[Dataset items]
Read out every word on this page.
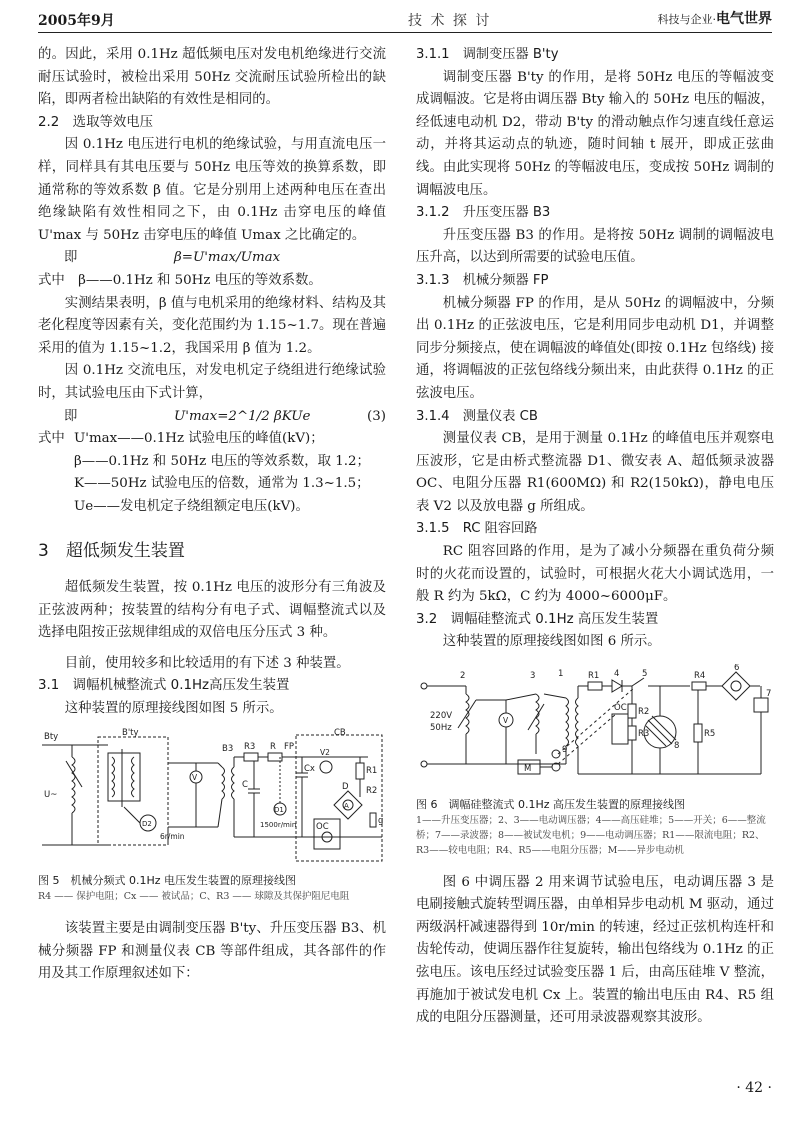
2005年9月	技 术 探 讨	科技与企业·电气世界

的。因此，采用 0.1Hz 超低频电压对发电机绝缘进行交流耐压试验时，被检出采用 50Hz 交流耐压试验所检出的缺陷，即两者检出缺陷的有效性是相同的。

2.2　选取等效电压

因 0.1Hz 电压进行电机的绝缘试验，与用直流电压一样，同样具有其电压要与 50Hz 电压等效的换算系数，即通常称的等效系数 β 值。它是分别用上述两种电压在查出绝缘缺陷有效性相同之下，由 0.1Hz 击穿电压的峰值 U'max 与 50Hz 击穿电压的峰值 Umax 之比确定的。

即	β=U'max/Umax

式中　β——0.1Hz 和 50Hz 电压的等效系数。

实测结果表明，β 值与电机采用的绝缘材料、结构及其老化程度等因素有关，变化范围约为 1.15~1.7。现在普遍采用的值为 1.15~1.2，我国采用 β 值为 1.2。

因 0.1Hz 交流电压，对发电机定子绕组进行绝缘试验时，其试验电压由下式计算，

即	U'max=2^1/2 βKUe	(3)

式中 U'max——0.1Hz 试验电压的峰值(kV)；

β——0.1Hz 和 50Hz 电压的等效系数，取 1.2；

K——50Hz 试验电压的倍数，通常为 1.3~1.5；

Ue——发电机定子绕组额定电压(kV)。

3　超低频发生装置

超低频发生装置，按 0.1Hz 电压的波形分有三角波及正弦波两种；按装置的结构分有电子式、调幅整流式以及选择电阻按正弦规律组成的双倍电压分压式 3 种。

目前，使用较多和比较适用的有下述 3 种装置。

3.1　调幅机械整流式 0.1Hz高压发生装置

这种装置的原理接线图如图 5 所示。

Bty	B'ty
U~
B3 R3 R FP
CB
C
D1
1500r/min
Cx
V
V2
R1
R2
D
A
OC
g
D2
6r/min

图 5　机械分频式 0.1Hz 电压发生装置的原理接线图

R4 —— 保护电阻；Cx —— 被试品；C、R3 —— 球隙及其保护阻尼电阻

该装置主要是由调制变压器 B'ty、升压变压器 B3、机械分频器 FP 和测量仪表 CB 等部件组成，其各部件的作用及其工作原理叙述如下：

3.1.1　调制变压器 B'ty

调制变压器 B'ty 的作用，是将 50Hz 电压的等幅波变成调幅波。它是将由调压器 Bty 输入的 50Hz 电压的幅波，经低速电动机 D2，带动 B'ty 的滑动触点作匀速直线任意运动，并将其运动点的轨迹，随时间轴 t 展开，即成正弦曲线。由此实现将 50Hz 的等幅波电压，变成按 50Hz 调制的调幅波电压。

3.1.2　升压变压器 B3

升压变压器 B3 的作用。是将按 50Hz 调制的调幅波电压升高，以达到所需要的试验电压值。

3.1.3　机械分频器 FP

机械分频器 FP 的作用，是从 50Hz 的调幅波中，分频出 0.1Hz 的正弦波电压，它是利用同步电动机 D1，并调整同步分频接点，使在调幅波的峰值处(即按 0.1Hz 包络线) 接通，将调幅波的正弦包络线分频出来，由此获得 0.1Hz 的正弦波电压。

3.1.4　测量仪表 CB

测量仪表 CB，是用于测量 0.1Hz 的峰值电压并观察电压波形，它是由桥式整流器 D1、微安表 A、超低频录波器 OC、电阻分压器 R1(600MΩ) 和 R2(150kΩ)，静电电压表 V2 以及放电器 g 所组成。

3.1.5　RC 阻容回路

RC 阻容回路的作用，是为了减小分频器在重负荷分频时的火花而设置的，试验时，可根据火花大小调试选用，一般 R 约为 5kΩ，C 约为 4000~6000μF。

3.2　调幅硅整流式 0.1Hz 高压发生装置

这种装置的原理接线图如图 6 所示。

1
2	3	4	5
6
7
8
9
220V
50Hz
V
R1
R2
R3
R4
R5
OC
M

图 6　调幅硅整流式 0.1Hz 高压发生装置的原理接线图

1——升压变压器；2、3——电动调压器；4——高压硅堆；5——开关；6——整流桥；7——录波器；8——被试发电机；9——电动调压器；R1——限流电阻；R2、R3——较电电阻；R4、R5——电阻分压器；M——异步电动机

图 6 中调压器 2 用来调节试验电压，电动调压器 3 是电刷接触式旋转型调压器，由单相异步电动机 M 驱动，通过两级涡杆减速器得到 10r/min 的转速，经过正弦机构连杆和齿轮传动，使调压器作往复旋转，输出包络线为 0.1Hz 的正弦电压。该电压经过试验变压器 1 后，由高压硅堆 V 整流，再施加于被试发电机 Cx 上。装置的输出电压由 R4、R5 组成的电阻分压器测量，还可用录波器观察其波形。

· 42 ·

Given exercise:
Pick out and copy every line that contains the word "升压变压器".

Response below:
该装置主要是由调制变压器 B'ty、升压变压器 B3、机械分频器 FP 和测量仪表 CB 等部件组成，其各部件的作用及其工作原理叙述如下：
3.1.2　升压变压器 B3
升压变压器 B3 的作用。是将按 50Hz 调制的调幅波电压升高，以达到所需要的试验电压值。
1——升压变压器；2、3——电动调压器；4——高压硅堆；5——开关；6——整流桥；7——录波器；8——被试发电机；9——电动调压器；R1——限流电阻；R2、R3——较电电阻；R4、R5——电阻分压器；M——异步电动机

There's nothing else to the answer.